[INPUT]
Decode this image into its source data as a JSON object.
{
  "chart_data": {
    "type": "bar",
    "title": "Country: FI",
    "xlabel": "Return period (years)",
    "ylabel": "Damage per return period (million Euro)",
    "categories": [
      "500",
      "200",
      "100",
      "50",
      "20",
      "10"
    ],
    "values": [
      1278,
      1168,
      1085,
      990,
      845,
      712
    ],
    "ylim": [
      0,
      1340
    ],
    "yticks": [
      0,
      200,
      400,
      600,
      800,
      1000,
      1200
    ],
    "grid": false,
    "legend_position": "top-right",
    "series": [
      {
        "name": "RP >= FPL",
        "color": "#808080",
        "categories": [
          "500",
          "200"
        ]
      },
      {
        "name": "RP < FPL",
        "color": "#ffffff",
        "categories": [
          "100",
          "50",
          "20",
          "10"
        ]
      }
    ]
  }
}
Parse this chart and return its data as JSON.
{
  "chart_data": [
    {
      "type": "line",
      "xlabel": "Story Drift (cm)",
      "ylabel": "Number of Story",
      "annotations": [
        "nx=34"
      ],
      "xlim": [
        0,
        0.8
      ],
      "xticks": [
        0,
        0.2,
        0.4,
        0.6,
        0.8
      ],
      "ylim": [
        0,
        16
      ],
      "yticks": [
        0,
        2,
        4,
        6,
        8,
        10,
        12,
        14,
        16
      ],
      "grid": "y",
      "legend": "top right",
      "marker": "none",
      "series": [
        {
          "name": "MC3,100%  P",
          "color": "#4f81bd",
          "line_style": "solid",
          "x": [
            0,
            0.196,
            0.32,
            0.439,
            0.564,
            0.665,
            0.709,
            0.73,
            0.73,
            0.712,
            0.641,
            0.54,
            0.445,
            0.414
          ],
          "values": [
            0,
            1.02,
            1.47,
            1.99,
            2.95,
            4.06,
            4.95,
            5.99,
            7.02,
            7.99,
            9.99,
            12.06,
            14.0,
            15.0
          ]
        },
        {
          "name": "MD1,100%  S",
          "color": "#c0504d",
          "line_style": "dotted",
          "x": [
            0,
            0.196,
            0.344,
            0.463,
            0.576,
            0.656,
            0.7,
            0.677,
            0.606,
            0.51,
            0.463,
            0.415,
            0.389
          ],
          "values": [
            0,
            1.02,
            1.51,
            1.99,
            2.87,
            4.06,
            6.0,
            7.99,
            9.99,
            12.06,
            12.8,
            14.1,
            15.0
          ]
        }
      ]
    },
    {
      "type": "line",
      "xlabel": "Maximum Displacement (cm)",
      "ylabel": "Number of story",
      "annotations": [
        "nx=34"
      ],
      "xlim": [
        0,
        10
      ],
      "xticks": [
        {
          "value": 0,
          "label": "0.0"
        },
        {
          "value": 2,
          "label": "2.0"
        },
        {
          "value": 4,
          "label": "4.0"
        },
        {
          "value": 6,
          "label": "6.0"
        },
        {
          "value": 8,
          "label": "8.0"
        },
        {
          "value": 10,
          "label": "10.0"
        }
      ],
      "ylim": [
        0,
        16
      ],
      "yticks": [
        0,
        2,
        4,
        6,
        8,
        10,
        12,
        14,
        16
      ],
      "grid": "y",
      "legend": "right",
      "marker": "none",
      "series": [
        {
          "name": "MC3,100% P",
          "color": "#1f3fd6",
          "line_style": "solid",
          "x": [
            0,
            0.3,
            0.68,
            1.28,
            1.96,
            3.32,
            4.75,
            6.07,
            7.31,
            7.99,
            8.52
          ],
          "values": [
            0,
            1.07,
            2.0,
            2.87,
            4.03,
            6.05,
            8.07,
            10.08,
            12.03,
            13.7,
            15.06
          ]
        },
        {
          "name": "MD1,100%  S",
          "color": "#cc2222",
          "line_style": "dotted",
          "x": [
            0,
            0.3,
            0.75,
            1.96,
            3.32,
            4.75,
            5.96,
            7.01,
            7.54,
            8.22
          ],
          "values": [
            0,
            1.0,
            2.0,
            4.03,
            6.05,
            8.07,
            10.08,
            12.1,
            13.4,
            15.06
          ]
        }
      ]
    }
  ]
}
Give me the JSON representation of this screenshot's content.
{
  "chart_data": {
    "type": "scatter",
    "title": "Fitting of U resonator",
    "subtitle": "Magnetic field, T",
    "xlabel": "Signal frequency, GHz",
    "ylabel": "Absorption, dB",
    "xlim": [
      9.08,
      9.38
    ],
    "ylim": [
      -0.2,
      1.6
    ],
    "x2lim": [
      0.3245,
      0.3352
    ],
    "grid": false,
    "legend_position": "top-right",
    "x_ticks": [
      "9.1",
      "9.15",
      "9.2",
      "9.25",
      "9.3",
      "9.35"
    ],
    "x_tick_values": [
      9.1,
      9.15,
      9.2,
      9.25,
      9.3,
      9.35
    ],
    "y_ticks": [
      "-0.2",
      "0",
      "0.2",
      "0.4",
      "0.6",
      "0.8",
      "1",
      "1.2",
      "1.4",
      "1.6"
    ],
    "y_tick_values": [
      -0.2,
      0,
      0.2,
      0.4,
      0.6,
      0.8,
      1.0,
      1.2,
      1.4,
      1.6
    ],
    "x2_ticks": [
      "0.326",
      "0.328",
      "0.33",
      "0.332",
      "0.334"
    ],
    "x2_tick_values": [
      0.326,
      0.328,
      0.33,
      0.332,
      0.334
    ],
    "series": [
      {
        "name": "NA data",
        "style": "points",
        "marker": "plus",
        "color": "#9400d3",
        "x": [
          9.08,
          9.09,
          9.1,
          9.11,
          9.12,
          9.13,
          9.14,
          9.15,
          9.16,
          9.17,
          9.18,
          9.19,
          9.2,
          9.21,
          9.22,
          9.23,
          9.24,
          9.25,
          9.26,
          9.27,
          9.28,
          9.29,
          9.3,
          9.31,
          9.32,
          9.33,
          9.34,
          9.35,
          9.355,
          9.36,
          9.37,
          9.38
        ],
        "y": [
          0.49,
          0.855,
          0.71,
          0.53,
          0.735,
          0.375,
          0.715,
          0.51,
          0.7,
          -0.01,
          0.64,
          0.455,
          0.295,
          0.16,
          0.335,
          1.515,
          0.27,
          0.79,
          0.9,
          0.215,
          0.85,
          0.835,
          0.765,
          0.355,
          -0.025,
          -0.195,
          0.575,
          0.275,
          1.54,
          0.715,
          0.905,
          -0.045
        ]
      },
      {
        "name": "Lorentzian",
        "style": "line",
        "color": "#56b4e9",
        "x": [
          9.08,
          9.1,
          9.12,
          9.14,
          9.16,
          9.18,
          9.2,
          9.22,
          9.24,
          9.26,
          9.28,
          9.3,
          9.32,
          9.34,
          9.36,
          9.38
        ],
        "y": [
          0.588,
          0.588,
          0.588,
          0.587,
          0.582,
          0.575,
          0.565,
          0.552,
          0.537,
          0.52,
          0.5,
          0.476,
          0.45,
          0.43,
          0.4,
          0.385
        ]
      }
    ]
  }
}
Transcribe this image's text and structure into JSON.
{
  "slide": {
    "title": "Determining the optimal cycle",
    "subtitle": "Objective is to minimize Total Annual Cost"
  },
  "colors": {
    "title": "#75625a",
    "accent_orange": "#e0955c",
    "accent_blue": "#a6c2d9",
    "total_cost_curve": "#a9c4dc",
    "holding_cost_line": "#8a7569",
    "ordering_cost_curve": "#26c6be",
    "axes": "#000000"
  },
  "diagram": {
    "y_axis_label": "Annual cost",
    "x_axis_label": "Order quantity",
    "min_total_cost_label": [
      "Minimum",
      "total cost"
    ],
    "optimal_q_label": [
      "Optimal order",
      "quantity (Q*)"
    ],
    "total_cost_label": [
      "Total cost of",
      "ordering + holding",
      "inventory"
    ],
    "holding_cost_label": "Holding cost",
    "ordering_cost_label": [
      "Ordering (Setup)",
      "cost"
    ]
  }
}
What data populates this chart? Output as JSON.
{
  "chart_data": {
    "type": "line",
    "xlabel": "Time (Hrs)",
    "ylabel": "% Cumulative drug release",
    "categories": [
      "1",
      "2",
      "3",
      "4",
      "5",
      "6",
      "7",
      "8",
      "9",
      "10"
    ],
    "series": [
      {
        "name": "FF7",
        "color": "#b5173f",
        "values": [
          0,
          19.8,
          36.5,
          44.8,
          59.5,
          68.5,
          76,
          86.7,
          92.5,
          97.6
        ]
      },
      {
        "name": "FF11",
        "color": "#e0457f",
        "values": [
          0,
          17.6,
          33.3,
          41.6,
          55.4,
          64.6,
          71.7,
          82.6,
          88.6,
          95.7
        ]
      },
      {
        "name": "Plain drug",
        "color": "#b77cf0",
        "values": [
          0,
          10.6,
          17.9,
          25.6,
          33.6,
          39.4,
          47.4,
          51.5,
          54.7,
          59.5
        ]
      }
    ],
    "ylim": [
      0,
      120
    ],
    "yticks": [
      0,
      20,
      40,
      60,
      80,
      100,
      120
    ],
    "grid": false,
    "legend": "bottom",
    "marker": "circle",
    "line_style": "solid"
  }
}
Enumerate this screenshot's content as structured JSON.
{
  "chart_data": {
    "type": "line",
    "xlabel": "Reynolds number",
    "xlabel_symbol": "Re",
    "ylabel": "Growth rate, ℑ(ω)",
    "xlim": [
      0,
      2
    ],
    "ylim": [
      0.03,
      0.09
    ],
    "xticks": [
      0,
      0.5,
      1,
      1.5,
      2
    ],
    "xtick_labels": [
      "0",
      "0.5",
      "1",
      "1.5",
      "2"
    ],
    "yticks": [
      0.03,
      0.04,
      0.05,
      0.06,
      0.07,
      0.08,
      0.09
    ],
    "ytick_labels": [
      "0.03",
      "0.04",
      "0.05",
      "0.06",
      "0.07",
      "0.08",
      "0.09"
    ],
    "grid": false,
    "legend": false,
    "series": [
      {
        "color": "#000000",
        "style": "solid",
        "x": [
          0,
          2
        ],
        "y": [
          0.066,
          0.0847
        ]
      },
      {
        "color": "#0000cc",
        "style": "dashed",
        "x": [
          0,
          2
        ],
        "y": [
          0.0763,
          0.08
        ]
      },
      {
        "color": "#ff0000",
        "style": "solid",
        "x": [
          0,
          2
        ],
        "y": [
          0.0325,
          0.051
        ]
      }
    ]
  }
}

[PROBLEM]
Copy each line of the listing that includes "ylabel".

[SOLUTION FOR THIS PROBLEM]
    "ylabel": "Damage per return period (million Euro)",
      "ylabel": "Number of Story",
      "ylabel": "Number of story",
    "ylabel": "Absorption, dB",
    "ylabel": "% Cumulative drug release",
    "ylabel": "Growth rate, ℑ(ω)",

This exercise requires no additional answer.